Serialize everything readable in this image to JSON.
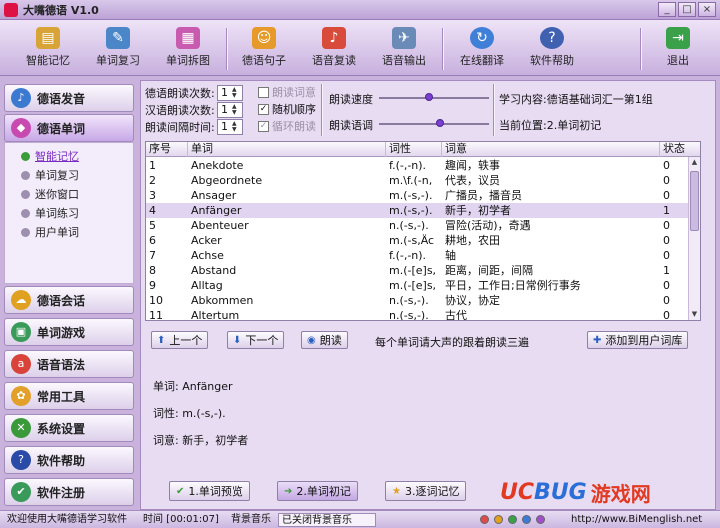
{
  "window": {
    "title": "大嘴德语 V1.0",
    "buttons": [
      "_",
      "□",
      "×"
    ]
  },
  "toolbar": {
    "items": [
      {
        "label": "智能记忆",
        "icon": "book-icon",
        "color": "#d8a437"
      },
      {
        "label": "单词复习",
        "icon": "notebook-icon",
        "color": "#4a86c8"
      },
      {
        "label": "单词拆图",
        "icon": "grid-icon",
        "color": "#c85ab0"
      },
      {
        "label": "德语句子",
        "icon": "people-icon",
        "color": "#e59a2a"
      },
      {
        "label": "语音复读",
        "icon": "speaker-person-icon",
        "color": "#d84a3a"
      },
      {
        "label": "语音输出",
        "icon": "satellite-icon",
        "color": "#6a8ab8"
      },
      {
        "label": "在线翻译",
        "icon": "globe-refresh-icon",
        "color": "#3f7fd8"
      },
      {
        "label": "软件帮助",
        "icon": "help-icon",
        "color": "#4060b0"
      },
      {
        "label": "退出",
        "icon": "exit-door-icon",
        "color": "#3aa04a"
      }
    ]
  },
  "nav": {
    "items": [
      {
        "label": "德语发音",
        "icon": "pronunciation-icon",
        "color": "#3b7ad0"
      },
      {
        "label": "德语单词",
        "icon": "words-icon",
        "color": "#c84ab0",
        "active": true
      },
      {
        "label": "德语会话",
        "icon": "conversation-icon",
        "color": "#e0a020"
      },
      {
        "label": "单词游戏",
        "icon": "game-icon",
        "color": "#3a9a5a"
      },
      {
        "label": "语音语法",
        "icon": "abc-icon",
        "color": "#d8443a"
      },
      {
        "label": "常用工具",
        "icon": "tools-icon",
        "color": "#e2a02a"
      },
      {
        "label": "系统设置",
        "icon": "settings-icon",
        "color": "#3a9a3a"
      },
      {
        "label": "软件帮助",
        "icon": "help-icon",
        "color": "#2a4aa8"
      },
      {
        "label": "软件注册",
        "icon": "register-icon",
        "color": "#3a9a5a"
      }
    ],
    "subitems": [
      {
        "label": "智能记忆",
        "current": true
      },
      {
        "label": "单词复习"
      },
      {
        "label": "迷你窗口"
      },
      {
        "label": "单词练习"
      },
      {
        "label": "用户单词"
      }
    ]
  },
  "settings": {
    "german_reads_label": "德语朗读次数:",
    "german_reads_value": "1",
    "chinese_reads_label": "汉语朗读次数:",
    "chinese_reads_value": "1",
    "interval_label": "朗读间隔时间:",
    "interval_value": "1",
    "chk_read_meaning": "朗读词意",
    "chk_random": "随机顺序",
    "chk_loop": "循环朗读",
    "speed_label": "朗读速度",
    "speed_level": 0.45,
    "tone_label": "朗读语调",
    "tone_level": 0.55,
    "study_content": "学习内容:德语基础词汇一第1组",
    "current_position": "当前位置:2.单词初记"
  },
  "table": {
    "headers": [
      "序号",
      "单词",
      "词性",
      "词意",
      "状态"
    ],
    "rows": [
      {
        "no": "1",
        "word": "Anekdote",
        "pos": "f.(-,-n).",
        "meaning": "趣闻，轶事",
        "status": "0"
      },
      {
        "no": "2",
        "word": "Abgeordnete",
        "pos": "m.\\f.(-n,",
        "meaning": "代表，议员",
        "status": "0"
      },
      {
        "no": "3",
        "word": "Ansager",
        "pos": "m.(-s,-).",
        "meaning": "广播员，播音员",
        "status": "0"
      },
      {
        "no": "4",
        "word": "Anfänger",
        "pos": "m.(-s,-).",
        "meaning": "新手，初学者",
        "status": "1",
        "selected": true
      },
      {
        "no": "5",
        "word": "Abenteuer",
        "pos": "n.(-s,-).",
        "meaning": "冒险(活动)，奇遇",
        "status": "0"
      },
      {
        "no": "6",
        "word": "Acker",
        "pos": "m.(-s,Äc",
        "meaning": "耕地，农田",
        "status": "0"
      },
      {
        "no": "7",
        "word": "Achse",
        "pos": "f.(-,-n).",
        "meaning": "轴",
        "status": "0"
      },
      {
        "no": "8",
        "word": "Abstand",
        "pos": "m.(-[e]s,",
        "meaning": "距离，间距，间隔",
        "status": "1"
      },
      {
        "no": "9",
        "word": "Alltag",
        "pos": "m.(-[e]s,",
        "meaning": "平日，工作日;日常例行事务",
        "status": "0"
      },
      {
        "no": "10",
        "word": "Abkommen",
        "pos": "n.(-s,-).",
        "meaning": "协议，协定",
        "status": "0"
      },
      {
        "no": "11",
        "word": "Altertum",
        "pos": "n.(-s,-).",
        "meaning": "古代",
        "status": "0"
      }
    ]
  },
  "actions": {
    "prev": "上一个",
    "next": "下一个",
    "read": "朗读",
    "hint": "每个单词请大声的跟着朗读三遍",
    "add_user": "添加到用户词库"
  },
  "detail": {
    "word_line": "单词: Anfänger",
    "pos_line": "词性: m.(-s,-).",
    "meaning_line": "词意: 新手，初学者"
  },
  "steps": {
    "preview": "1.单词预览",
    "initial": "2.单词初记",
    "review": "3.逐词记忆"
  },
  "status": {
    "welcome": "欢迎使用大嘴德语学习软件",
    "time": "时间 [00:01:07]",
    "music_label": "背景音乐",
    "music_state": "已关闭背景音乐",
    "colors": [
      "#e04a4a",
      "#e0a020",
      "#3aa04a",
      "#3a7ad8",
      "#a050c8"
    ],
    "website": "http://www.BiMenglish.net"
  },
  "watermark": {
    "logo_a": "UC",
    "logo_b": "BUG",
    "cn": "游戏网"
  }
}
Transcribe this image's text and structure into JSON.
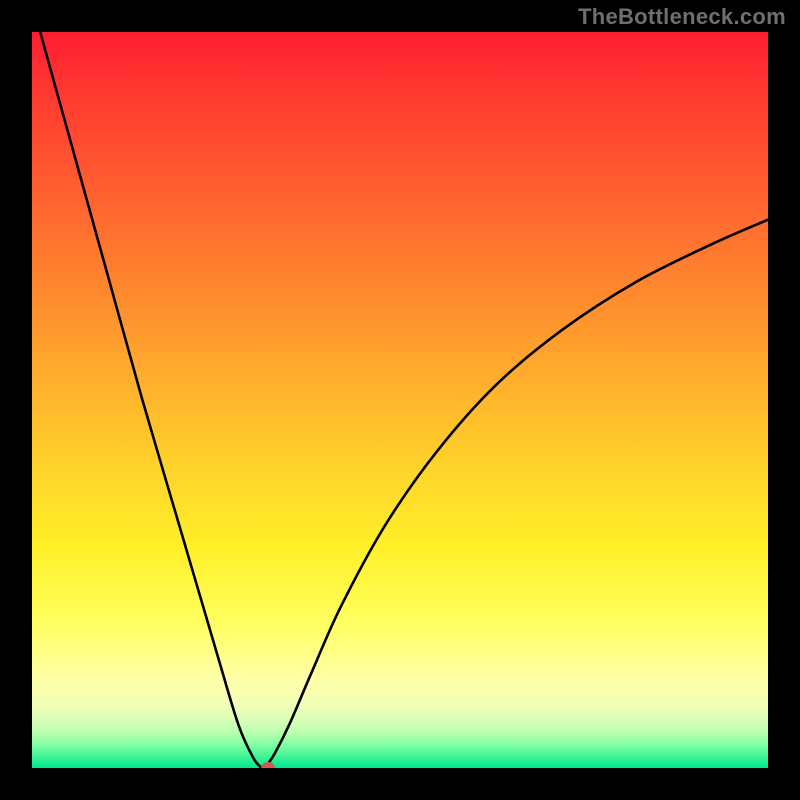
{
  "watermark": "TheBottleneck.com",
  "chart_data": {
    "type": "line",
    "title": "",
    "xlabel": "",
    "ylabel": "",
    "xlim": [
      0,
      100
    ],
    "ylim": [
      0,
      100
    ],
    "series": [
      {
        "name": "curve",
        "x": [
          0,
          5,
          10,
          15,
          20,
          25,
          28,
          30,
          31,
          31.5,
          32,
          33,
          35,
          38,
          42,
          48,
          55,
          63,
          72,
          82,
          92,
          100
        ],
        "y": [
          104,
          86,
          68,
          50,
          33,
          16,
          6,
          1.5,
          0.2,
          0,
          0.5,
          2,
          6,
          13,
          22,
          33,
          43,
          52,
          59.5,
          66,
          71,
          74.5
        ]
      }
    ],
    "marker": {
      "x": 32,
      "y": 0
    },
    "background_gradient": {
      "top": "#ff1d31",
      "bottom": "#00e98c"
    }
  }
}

········

◆ STATED GOAL ◆
Print each record exactly as it stands, leaving the images out.

◆ EXPECTED ANSWER ◆
Serialize everything readable in this image to JSON.
{
  "window": {
    "title": "大嘴德语 V1.0",
    "buttons": [
      "_",
      "□",
      "×"
    ]
  },
  "toolbar": {
    "items": [
      {
        "label": "智能记忆",
        "icon": "book-icon",
        "color": "#d8a437"
      },
      {
        "label": "单词复习",
        "icon": "notebook-icon",
        "color": "#4a86c8"
      },
      {
        "label": "单词拆图",
        "icon": "grid-icon",
        "color": "#c85ab0"
      },
      {
        "label": "德语句子",
        "icon": "people-icon",
        "color": "#e59a2a"
      },
      {
        "label": "语音复读",
        "icon": "speaker-person-icon",
        "color": "#d84a3a"
      },
      {
        "label": "语音输出",
        "icon": "satellite-icon",
        "color": "#6a8ab8"
      },
      {
        "label": "在线翻译",
        "icon": "globe-refresh-icon",
        "color": "#3f7fd8"
      },
      {
        "label": "软件帮助",
        "icon": "help-icon",
        "color": "#4060b0"
      },
      {
        "label": "退出",
        "icon": "exit-door-icon",
        "color": "#3aa04a"
      }
    ]
  },
  "nav": {
    "items": [
      {
        "label": "德语发音",
        "icon": "pronunciation-icon",
        "color": "#3b7ad0"
      },
      {
        "label": "德语单词",
        "icon": "words-icon",
        "color": "#c84ab0",
        "active": true
      },
      {
        "label": "德语会话",
        "icon": "conversation-icon",
        "color": "#e0a020"
      },
      {
        "label": "单词游戏",
        "icon": "game-icon",
        "color": "#3a9a5a"
      },
      {
        "label": "语音语法",
        "icon": "abc-icon",
        "color": "#d8443a"
      },
      {
        "label": "常用工具",
        "icon": "tools-icon",
        "color": "#e2a02a"
      },
      {
        "label": "系统设置",
        "icon": "settings-icon",
        "color": "#3a9a3a"
      },
      {
        "label": "软件帮助",
        "icon": "help-icon",
        "color": "#2a4aa8"
      },
      {
        "label": "软件注册",
        "icon": "register-icon",
        "color": "#3a9a5a"
      }
    ],
    "subitems": [
      {
        "label": "智能记忆",
        "current": true
      },
      {
        "label": "单词复习"
      },
      {
        "label": "迷你窗口"
      },
      {
        "label": "单词练习"
      },
      {
        "label": "用户单词"
      }
    ]
  },
  "settings": {
    "german_reads_label": "德语朗读次数:",
    "german_reads_value": "1",
    "chinese_reads_label": "汉语朗读次数:",
    "chinese_reads_value": "1",
    "interval_label": "朗读间隔时间:",
    "interval_value": "1",
    "chk_read_meaning": "朗读词意",
    "chk_random": "随机顺序",
    "chk_loop": "循环朗读",
    "speed_label": "朗读速度",
    "speed_level": 0.45,
    "tone_label": "朗读语调",
    "tone_level": 0.55,
    "study_content": "学习内容:德语基础词汇一第1组",
    "current_position": "当前位置:2.单词初记"
  },
  "table": {
    "headers": [
      "序号",
      "单词",
      "词性",
      "词意",
      "状态"
    ],
    "rows": [
      {
        "no": "1",
        "word": "Anekdote",
        "pos": "f.(-,-n).",
        "meaning": "趣闻，轶事",
        "status": "0"
      },
      {
        "no": "2",
        "word": "Abgeordnete",
        "pos": "m.\\f.(-n,",
        "meaning": "代表，议员",
        "status": "0"
      },
      {
        "no": "3",
        "word": "Ansager",
        "pos": "m.(-s,-).",
        "meaning": "广播员，播音员",
        "status": "0"
      },
      {
        "no": "4",
        "word": "Anfänger",
        "pos": "m.(-s,-).",
        "meaning": "新手，初学者",
        "status": "1",
        "selected": true
      },
      {
        "no": "5",
        "word": "Abenteuer",
        "pos": "n.(-s,-).",
        "meaning": "冒险(活动)，奇遇",
        "status": "0"
      },
      {
        "no": "6",
        "word": "Acker",
        "pos": "m.(-s,Äc",
        "meaning": "耕地，农田",
        "status": "0"
      },
      {
        "no": "7",
        "word": "Achse",
        "pos": "f.(-,-n).",
        "meaning": "轴",
        "status": "0"
      },
      {
        "no": "8",
        "word": "Abstand",
        "pos": "m.(-[e]s,",
        "meaning": "距离，间距，间隔",
        "status": "1"
      },
      {
        "no": "9",
        "word": "Alltag",
        "pos": "m.(-[e]s,",
        "meaning": "平日，工作日;日常例行事务",
        "status": "0"
      },
      {
        "no": "10",
        "word": "Abkommen",
        "pos": "n.(-s,-).",
        "meaning": "协议，协定",
        "status": "0"
      },
      {
        "no": "11",
        "word": "Altertum",
        "pos": "n.(-s,-).",
        "meaning": "古代",
        "status": "0"
      }
    ]
  },
  "actions": {
    "prev": "上一个",
    "next": "下一个",
    "read": "朗读",
    "hint": "每个单词请大声的跟着朗读三遍",
    "add_user": "添加到用户词库"
  },
  "detail": {
    "word_line": "单词: Anfänger",
    "pos_line": "词性: m.(-s,-).",
    "meaning_line": "词意: 新手，初学者"
  },
  "steps": {
    "preview": "1.单词预览",
    "initial": "2.单词初记",
    "review": "3.逐词记忆"
  },
  "status": {
    "welcome": "欢迎使用大嘴德语学习软件",
    "time": "时间 [00:01:07]",
    "music_label": "背景音乐",
    "music_state": "已关闭背景音乐",
    "colors": [
      "#e04a4a",
      "#e0a020",
      "#3aa04a",
      "#3a7ad8",
      "#a050c8"
    ],
    "website": "http://www.BiMenglish.net"
  },
  "watermark": {
    "logo_a": "UC",
    "logo_b": "BUG",
    "cn": "游戏网"
  }
}
Transcribe this image's text and structure into JSON.
{
  "watermark": "TheBottleneck.com",
  "chart_data": {
    "type": "line",
    "title": "",
    "xlabel": "",
    "ylabel": "",
    "xlim": [
      0,
      100
    ],
    "ylim": [
      0,
      100
    ],
    "series": [
      {
        "name": "curve",
        "x": [
          0,
          5,
          10,
          15,
          20,
          25,
          28,
          30,
          31,
          31.5,
          32,
          33,
          35,
          38,
          42,
          48,
          55,
          63,
          72,
          82,
          92,
          100
        ],
        "y": [
          104,
          86,
          68,
          50,
          33,
          16,
          6,
          1.5,
          0.2,
          0,
          0.5,
          2,
          6,
          13,
          22,
          33,
          43,
          52,
          59.5,
          66,
          71,
          74.5
        ]
      }
    ],
    "marker": {
      "x": 32,
      "y": 0
    },
    "background_gradient": {
      "top": "#ff1d31",
      "bottom": "#00e98c"
    }
  }
}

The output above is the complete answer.